## WHAT TO WORK ON
Draw out every line with the word "πατρίδος" from the listing below.

** Start TASK MATERIAL **

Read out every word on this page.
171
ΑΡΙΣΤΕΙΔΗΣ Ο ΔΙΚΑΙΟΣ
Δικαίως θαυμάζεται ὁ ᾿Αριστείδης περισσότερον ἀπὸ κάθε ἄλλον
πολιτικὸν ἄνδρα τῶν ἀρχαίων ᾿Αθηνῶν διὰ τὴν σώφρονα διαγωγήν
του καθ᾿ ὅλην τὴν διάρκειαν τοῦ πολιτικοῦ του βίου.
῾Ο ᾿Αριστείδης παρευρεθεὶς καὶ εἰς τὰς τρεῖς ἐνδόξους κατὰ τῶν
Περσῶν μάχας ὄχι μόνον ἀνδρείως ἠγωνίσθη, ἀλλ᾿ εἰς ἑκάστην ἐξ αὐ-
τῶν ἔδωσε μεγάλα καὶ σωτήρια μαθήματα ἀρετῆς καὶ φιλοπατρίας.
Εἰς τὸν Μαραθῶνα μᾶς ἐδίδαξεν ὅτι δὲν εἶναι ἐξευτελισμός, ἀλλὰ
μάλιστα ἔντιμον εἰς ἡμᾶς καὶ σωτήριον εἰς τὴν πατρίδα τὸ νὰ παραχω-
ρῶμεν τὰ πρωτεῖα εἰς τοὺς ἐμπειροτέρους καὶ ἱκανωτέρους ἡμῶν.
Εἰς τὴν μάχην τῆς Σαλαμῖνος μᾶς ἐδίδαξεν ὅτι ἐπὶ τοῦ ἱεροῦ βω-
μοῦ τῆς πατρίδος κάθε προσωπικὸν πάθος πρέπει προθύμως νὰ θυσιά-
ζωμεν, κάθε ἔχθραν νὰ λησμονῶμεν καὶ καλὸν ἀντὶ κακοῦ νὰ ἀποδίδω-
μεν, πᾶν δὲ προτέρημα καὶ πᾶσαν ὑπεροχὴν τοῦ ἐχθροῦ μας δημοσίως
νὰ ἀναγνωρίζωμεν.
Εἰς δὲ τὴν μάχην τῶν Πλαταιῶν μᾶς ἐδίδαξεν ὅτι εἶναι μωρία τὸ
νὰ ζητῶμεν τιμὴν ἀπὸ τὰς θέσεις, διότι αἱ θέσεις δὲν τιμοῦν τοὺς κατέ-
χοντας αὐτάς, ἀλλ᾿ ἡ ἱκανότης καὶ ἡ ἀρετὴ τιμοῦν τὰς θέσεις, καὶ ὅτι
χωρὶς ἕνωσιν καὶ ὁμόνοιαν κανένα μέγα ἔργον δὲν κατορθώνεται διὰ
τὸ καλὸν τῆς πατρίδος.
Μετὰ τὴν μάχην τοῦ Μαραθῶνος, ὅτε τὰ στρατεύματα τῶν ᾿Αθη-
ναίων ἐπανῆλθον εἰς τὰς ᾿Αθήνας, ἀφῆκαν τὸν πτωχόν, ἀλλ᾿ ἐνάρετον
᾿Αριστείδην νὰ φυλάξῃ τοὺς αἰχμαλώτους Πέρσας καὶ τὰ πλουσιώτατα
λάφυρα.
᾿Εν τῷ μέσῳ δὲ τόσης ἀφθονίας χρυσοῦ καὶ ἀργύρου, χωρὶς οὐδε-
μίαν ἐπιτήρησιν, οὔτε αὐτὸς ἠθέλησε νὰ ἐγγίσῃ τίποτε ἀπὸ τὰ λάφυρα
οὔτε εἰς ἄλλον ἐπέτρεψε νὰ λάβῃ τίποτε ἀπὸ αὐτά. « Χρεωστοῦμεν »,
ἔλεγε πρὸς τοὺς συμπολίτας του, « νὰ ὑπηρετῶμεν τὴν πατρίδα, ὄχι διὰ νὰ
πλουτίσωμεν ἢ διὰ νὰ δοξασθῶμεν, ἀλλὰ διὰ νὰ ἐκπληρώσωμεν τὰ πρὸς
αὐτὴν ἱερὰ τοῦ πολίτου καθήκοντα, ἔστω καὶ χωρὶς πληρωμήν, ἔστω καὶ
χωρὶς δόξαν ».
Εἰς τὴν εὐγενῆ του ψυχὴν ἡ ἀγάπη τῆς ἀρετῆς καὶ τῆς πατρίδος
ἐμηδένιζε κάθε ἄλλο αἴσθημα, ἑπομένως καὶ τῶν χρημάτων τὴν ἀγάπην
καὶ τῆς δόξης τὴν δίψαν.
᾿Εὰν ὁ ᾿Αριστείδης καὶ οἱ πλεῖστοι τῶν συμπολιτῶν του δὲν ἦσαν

** End TASK MATERIAL **

## REPLY
μοῦ τῆς πατρίδος κάθε προσωπικὸν πάθος πρέπει προθύμως νὰ θυσιά-
τὸ καλὸν τῆς πατρίδος.
Εἰς τὴν εὐγενῆ του ψυχὴν ἡ ἀγάπη τῆς ἀρετῆς καὶ τῆς πατρίδος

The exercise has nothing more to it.